[Stored data entries]
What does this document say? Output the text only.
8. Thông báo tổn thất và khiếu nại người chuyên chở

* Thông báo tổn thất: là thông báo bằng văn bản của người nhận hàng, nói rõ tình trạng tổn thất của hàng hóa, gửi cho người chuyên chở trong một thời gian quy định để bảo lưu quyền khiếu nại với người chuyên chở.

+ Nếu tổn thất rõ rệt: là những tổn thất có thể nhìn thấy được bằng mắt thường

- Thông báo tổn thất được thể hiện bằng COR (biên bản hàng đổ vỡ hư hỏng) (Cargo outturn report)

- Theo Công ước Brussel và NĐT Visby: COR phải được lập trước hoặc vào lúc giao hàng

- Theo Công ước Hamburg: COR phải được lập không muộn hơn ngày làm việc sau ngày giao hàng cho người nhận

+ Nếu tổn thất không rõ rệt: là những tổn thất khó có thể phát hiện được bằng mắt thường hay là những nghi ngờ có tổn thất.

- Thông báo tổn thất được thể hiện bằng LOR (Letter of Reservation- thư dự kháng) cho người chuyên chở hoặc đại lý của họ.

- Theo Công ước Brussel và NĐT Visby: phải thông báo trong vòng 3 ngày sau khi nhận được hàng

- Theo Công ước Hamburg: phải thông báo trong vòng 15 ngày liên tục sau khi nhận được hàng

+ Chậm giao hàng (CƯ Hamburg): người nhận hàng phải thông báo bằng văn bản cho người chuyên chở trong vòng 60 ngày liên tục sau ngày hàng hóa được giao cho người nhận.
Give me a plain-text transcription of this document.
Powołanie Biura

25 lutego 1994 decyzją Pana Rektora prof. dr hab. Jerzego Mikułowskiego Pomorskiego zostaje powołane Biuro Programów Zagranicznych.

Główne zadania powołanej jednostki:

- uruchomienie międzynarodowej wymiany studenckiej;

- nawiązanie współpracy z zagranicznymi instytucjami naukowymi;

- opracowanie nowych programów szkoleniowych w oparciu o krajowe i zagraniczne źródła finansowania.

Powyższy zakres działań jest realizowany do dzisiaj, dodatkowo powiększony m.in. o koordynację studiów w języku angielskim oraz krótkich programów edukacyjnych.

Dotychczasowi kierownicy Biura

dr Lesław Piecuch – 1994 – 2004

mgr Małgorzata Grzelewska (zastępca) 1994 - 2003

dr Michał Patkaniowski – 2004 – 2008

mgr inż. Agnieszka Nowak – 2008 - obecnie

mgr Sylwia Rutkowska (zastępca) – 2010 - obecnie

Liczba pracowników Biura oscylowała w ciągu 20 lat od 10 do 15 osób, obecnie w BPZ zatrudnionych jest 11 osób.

What the task asks:
Track down every line holding the string "vòng" and copy it.

Result of the exercise:
- Theo Công ước Brussel và NĐT Visby: phải thông báo trong vòng 3 ngày sau khi nhận được hàng
- Theo Công ước Hamburg: phải thông báo trong vòng 15 ngày liên tục sau khi nhận được hàng
+ Chậm giao hàng (CƯ Hamburg): người nhận hàng phải thông báo bằng văn bản cho người chuyên chở trong vòng 60 ngày liên tục sau ngày hàng hóa được giao cho người nhận.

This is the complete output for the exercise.